Brief >>
Wherever a line below holds the word "我爱学校", copy that line.

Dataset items

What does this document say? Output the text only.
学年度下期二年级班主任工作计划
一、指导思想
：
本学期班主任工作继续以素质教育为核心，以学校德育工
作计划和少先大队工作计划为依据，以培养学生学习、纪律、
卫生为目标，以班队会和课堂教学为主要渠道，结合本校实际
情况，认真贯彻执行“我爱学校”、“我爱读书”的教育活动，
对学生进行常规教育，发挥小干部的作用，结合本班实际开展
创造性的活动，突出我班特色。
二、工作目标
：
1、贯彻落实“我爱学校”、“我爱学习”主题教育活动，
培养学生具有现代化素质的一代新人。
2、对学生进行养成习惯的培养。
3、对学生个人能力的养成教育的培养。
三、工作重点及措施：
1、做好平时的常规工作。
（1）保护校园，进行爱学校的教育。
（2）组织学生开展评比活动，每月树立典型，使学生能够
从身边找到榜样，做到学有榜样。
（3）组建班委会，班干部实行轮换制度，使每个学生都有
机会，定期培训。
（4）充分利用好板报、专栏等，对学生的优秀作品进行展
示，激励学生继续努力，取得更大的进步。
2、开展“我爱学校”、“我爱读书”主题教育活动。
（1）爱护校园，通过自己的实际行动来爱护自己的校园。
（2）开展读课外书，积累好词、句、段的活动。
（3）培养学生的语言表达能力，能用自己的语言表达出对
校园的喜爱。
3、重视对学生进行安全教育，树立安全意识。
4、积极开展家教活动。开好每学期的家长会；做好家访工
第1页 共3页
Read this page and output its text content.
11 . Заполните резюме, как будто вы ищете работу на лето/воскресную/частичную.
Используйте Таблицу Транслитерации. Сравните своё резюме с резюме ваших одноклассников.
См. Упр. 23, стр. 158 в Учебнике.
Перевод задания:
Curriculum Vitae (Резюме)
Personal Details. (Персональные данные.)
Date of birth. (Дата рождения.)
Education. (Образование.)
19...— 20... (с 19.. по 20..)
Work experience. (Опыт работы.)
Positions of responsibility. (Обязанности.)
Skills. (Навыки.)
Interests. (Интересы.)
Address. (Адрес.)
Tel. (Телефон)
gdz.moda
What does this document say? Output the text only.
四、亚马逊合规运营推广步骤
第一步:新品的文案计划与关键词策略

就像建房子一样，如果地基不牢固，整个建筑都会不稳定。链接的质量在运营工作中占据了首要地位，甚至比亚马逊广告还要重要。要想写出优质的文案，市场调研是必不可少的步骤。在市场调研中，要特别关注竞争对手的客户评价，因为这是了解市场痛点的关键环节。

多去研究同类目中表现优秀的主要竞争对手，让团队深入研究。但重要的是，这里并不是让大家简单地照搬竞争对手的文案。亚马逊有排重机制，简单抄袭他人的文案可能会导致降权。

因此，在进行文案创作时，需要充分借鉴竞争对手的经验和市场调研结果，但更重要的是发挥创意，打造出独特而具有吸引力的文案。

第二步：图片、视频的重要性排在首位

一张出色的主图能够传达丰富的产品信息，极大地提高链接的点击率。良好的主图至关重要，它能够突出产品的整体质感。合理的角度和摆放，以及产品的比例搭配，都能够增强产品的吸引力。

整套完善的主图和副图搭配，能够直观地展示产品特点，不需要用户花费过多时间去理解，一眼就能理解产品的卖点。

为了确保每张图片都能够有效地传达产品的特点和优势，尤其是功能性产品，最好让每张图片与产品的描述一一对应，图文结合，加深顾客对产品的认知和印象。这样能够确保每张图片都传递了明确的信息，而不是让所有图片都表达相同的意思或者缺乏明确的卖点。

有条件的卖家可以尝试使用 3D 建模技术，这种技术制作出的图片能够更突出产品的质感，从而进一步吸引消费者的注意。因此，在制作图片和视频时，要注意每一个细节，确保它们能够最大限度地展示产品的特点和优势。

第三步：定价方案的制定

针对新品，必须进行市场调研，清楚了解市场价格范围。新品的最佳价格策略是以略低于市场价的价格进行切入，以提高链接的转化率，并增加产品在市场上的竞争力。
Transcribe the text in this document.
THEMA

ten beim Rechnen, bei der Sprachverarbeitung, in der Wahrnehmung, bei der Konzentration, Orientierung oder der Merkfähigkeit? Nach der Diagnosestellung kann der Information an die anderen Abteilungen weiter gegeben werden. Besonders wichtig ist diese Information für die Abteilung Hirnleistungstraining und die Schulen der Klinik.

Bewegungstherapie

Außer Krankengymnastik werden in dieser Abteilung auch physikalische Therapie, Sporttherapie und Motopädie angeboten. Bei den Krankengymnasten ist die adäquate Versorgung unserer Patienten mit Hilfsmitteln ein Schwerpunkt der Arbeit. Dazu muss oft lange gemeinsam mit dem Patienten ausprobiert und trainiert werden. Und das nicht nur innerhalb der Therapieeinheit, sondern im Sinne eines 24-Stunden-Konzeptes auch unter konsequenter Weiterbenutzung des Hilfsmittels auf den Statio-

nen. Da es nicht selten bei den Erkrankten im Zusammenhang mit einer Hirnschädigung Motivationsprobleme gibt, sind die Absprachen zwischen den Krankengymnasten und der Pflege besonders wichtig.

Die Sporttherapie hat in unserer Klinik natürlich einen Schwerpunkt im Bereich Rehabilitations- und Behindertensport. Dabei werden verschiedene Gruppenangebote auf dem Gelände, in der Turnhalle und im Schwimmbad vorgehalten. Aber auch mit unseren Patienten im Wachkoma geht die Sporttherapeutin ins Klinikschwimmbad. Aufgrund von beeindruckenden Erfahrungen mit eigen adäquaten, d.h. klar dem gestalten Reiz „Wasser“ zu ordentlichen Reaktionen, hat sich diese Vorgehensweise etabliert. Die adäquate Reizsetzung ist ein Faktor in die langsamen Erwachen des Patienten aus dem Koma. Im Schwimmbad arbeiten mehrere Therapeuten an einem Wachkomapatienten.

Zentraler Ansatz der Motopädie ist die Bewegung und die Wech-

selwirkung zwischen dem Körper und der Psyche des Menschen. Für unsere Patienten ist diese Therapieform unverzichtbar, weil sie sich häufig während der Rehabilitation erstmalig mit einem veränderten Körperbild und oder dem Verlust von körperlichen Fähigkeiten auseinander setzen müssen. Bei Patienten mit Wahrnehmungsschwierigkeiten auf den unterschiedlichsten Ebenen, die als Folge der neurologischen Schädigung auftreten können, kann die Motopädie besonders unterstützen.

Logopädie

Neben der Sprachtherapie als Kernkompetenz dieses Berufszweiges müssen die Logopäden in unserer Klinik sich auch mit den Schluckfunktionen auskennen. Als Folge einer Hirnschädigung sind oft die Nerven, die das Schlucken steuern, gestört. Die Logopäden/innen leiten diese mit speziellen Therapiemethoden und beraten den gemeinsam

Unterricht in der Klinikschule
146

Task output >>
情况，认真贯彻执行“我爱学校”、“我爱读书”的教育活动，
1、贯彻落实“我爱学校”、“我爱学习”主题教育活动，
2、开展“我爱学校”、“我爱读书”主题教育活动。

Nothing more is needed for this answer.